• [Given data]
****************************************

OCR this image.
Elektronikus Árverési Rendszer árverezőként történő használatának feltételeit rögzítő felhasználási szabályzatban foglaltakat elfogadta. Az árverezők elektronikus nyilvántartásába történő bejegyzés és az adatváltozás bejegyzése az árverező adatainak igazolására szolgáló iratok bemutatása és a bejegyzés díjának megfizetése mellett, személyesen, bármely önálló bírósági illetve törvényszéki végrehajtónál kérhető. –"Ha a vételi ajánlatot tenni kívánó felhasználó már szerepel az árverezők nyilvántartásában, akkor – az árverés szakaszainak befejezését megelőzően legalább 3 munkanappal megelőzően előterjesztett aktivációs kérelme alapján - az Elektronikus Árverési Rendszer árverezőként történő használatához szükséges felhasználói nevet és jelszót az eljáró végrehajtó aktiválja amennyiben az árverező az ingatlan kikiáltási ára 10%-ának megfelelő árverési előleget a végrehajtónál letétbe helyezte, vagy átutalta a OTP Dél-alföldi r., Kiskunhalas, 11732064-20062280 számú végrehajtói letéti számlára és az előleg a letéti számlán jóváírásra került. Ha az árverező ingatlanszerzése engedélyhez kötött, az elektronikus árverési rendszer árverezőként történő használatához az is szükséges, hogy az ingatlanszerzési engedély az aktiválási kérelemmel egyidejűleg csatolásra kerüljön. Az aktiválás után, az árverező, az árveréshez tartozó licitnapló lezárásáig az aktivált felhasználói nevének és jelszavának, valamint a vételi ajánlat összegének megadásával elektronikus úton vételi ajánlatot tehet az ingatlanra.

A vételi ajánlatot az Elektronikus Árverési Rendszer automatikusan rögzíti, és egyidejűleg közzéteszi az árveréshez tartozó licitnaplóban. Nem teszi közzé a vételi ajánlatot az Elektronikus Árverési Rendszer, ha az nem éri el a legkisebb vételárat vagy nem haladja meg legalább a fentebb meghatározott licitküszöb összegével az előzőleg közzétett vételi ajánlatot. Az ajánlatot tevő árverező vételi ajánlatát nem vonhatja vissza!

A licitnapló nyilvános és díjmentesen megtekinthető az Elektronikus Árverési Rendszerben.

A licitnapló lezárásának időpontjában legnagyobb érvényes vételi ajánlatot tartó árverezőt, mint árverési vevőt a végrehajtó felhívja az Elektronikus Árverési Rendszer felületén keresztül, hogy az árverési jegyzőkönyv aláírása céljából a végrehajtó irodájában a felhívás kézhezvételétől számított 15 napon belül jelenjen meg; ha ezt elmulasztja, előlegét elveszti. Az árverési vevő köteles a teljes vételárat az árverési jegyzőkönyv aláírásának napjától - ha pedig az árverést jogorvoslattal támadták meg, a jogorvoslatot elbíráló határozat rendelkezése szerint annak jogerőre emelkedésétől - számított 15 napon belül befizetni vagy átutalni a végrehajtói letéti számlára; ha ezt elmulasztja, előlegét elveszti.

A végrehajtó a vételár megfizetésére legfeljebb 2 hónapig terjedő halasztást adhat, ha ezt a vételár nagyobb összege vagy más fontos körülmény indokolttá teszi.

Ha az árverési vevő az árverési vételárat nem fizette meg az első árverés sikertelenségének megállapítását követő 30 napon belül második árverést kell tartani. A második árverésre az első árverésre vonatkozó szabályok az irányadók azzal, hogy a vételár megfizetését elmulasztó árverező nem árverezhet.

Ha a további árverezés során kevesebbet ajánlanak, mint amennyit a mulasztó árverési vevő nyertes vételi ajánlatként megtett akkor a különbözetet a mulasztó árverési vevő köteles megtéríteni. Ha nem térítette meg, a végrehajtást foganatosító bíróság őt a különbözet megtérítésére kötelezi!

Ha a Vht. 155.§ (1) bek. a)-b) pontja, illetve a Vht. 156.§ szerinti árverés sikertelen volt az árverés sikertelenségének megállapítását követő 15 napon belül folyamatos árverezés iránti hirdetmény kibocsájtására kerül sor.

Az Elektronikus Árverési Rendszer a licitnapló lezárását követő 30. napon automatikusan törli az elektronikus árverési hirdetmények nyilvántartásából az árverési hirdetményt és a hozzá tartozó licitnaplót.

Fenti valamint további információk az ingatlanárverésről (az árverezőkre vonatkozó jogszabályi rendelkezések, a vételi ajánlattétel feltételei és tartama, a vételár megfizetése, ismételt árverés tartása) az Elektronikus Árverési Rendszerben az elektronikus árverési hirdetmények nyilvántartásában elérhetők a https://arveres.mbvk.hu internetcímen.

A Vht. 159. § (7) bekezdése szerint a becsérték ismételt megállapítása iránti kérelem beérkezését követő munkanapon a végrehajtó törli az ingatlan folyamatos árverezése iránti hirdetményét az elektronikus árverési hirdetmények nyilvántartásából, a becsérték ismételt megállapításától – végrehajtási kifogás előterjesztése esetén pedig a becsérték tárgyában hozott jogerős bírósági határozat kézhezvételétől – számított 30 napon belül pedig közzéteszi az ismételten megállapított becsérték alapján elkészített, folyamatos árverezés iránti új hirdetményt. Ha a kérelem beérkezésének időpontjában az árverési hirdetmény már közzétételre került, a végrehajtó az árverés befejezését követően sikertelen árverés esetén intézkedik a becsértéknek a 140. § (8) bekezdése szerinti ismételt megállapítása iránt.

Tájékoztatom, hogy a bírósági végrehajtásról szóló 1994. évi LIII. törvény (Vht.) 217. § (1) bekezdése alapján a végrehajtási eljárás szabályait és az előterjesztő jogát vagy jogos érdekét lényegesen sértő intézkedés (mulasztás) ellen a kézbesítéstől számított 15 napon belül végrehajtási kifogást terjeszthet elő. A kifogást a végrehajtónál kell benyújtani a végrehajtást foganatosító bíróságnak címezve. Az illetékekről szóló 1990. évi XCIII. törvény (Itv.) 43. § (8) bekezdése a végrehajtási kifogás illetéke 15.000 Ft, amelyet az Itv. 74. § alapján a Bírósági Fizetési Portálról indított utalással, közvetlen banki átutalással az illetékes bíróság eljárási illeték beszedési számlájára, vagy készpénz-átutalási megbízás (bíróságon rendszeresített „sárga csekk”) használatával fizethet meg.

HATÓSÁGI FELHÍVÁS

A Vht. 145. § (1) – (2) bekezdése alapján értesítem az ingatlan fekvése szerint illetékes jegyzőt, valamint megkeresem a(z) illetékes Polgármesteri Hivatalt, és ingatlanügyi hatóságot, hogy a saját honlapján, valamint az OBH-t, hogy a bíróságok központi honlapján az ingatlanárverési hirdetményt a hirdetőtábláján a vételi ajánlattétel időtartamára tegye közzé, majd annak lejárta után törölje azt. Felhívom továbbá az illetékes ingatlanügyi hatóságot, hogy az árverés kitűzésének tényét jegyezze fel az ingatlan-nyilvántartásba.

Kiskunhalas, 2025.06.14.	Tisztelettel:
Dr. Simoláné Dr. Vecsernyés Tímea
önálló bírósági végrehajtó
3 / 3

****************************************

• [What you are asked to do] Reproduce the full listing exactly.

• [Response to this exercise]
OCR this image.
Elektronikus Árverési Rendszer árverezőként történő használatának feltételeit rögzítő felhasználási szabályzatban foglaltakat elfogadta. Az árverezők elektronikus nyilvántartásába történő bejegyzés és az adatváltozás bejegyzése az árverező adatainak igazolására szolgáló iratok bemutatása és a bejegyzés díjának megfizetése mellett, személyesen, bármely önálló bírósági illetve törvényszéki végrehajtónál kérhető. –"Ha a vételi ajánlatot tenni kívánó felhasználó már szerepel az árverezők nyilvántartásában, akkor – az árverés szakaszainak befejezését megelőzően legalább 3 munkanappal megelőzően előterjesztett aktivációs kérelme alapján - az Elektronikus Árverési Rendszer árverezőként történő használatához szükséges felhasználói nevet és jelszót az eljáró végrehajtó aktiválja amennyiben az árverező az ingatlan kikiáltási ára 10%-ának megfelelő árverési előleget a végrehajtónál letétbe helyezte, vagy átutalta a OTP Dél-alföldi r., Kiskunhalas, 11732064-20062280 számú végrehajtói letéti számlára és az előleg a letéti számlán jóváírásra került. Ha az árverező ingatlanszerzése engedélyhez kötött, az elektronikus árverési rendszer árverezőként történő használatához az is szükséges, hogy az ingatlanszerzési engedély az aktiválási kérelemmel egyidejűleg csatolásra kerüljön. Az aktiválás után, az árverező, az árveréshez tartozó licitnapló lezárásáig az aktivált felhasználói nevének és jelszavának, valamint a vételi ajánlat összegének megadásával elektronikus úton vételi ajánlatot tehet az ingatlanra.

A vételi ajánlatot az Elektronikus Árverési Rendszer automatikusan rögzíti, és egyidejűleg közzéteszi az árveréshez tartozó licitnaplóban. Nem teszi közzé a vételi ajánlatot az Elektronikus Árverési Rendszer, ha az nem éri el a legkisebb vételárat vagy nem haladja meg legalább a fentebb meghatározott licitküszöb összegével az előzőleg közzétett vételi ajánlatot. Az ajánlatot tevő árverező vételi ajánlatát nem vonhatja vissza!

A licitnapló nyilvános és díjmentesen megtekinthető az Elektronikus Árverési Rendszerben.

A licitnapló lezárásának időpontjában legnagyobb érvényes vételi ajánlatot tartó árverezőt, mint árverési vevőt a végrehajtó felhívja az Elektronikus Árverési Rendszer felületén keresztül, hogy az árverési jegyzőkönyv aláírása céljából a végrehajtó irodájában a felhívás kézhezvételétől számított 15 napon belül jelenjen meg; ha ezt elmulasztja, előlegét elveszti. Az árverési vevő köteles a teljes vételárat az árverési jegyzőkönyv aláírásának napjától - ha pedig az árverést jogorvoslattal támadták meg, a jogorvoslatot elbíráló határozat rendelkezése szerint annak jogerőre emelkedésétől - számított 15 napon belül befizetni vagy átutalni a végrehajtói letéti számlára; ha ezt elmulasztja, előlegét elveszti.

A végrehajtó a vételár megfizetésére legfeljebb 2 hónapig terjedő halasztást adhat, ha ezt a vételár nagyobb összege vagy más fontos körülmény indokolttá teszi.

Ha az árverési vevő az árverési vételárat nem fizette meg az első árverés sikertelenségének megállapítását követő 30 napon belül második árverést kell tartani. A második árverésre az első árverésre vonatkozó szabályok az irányadók azzal, hogy a vételár megfizetését elmulasztó árverező nem árverezhet.

Ha a további árverezés során kevesebbet ajánlanak, mint amennyit a mulasztó árverési vevő nyertes vételi ajánlatként megtett akkor a különbözetet a mulasztó árverési vevő köteles megtéríteni. Ha nem térítette meg, a végrehajtást foganatosító bíróság őt a különbözet megtérítésére kötelezi!

Ha a Vht. 155.§ (1) bek. a)-b) pontja, illetve a Vht. 156.§ szerinti árverés sikertelen volt az árverés sikertelenségének megállapítását követő 15 napon belül folyamatos árverezés iránti hirdetmény kibocsájtására kerül sor.

Az Elektronikus Árverési Rendszer a licitnapló lezárását követő 30. napon automatikusan törli az elektronikus árverési hirdetmények nyilvántartásából az árverési hirdetményt és a hozzá tartozó licitnaplót.

Fenti valamint további információk az ingatlanárverésről (az árverezőkre vonatkozó jogszabályi rendelkezések, a vételi ajánlattétel feltételei és tartama, a vételár megfizetése, ismételt árverés tartása) az Elektronikus Árverési Rendszerben az elektronikus árverési hirdetmények nyilvántartásában elérhetők a https://arveres.mbvk.hu internetcímen.

A Vht. 159. § (7) bekezdése szerint a becsérték ismételt megállapítása iránti kérelem beérkezését követő munkanapon a végrehajtó törli az ingatlan folyamatos árverezése iránti hirdetményét az elektronikus árverési hirdetmények nyilvántartásából, a becsérték ismételt megállapításától – végrehajtási kifogás előterjesztése esetén pedig a becsérték tárgyában hozott jogerős bírósági határozat kézhezvételétől – számított 30 napon belül pedig közzéteszi az ismételten megállapított becsérték alapján elkészített, folyamatos árverezés iránti új hirdetményt. Ha a kérelem beérkezésének időpontjában az árverési hirdetmény már közzétételre került, a végrehajtó az árverés befejezését követően sikertelen árverés esetén intézkedik a becsértéknek a 140. § (8) bekezdése szerinti ismételt megállapítása iránt.

Tájékoztatom, hogy a bírósági végrehajtásról szóló 1994. évi LIII. törvény (Vht.) 217. § (1) bekezdése alapján a végrehajtási eljárás szabályait és az előterjesztő jogát vagy jogos érdekét lényegesen sértő intézkedés (mulasztás) ellen a kézbesítéstől számított 15 napon belül végrehajtási kifogást terjeszthet elő. A kifogást a végrehajtónál kell benyújtani a végrehajtást foganatosító bíróságnak címezve. Az illetékekről szóló 1990. évi XCIII. törvény (Itv.) 43. § (8) bekezdése a végrehajtási kifogás illetéke 15.000 Ft, amelyet az Itv. 74. § alapján a Bírósági Fizetési Portálról indított utalással, közvetlen banki átutalással az illetékes bíróság eljárási illeték beszedési számlájára, vagy készpénz-átutalási megbízás (bíróságon rendszeresített „sárga csekk”) használatával fizethet meg.

HATÓSÁGI FELHÍVÁS

A Vht. 145. § (1) – (2) bekezdése alapján értesítem az ingatlan fekvése szerint illetékes jegyzőt, valamint megkeresem a(z) illetékes Polgármesteri Hivatalt, és ingatlanügyi hatóságot, hogy a saját honlapján, valamint az OBH-t, hogy a bíróságok központi honlapján az ingatlanárverési hirdetményt a hirdetőtábláján a vételi ajánlattétel időtartamára tegye közzé, majd annak lejárta után törölje azt. Felhívom továbbá az illetékes ingatlanügyi hatóságot, hogy az árverés kitűzésének tényét jegyezze fel az ingatlan-nyilvántartásba.

Kiskunhalas, 2025.06.14.	Tisztelettel:
Dr. Simoláné Dr. Vecsernyés Tímea
önálló bírósági végrehajtó
3 / 3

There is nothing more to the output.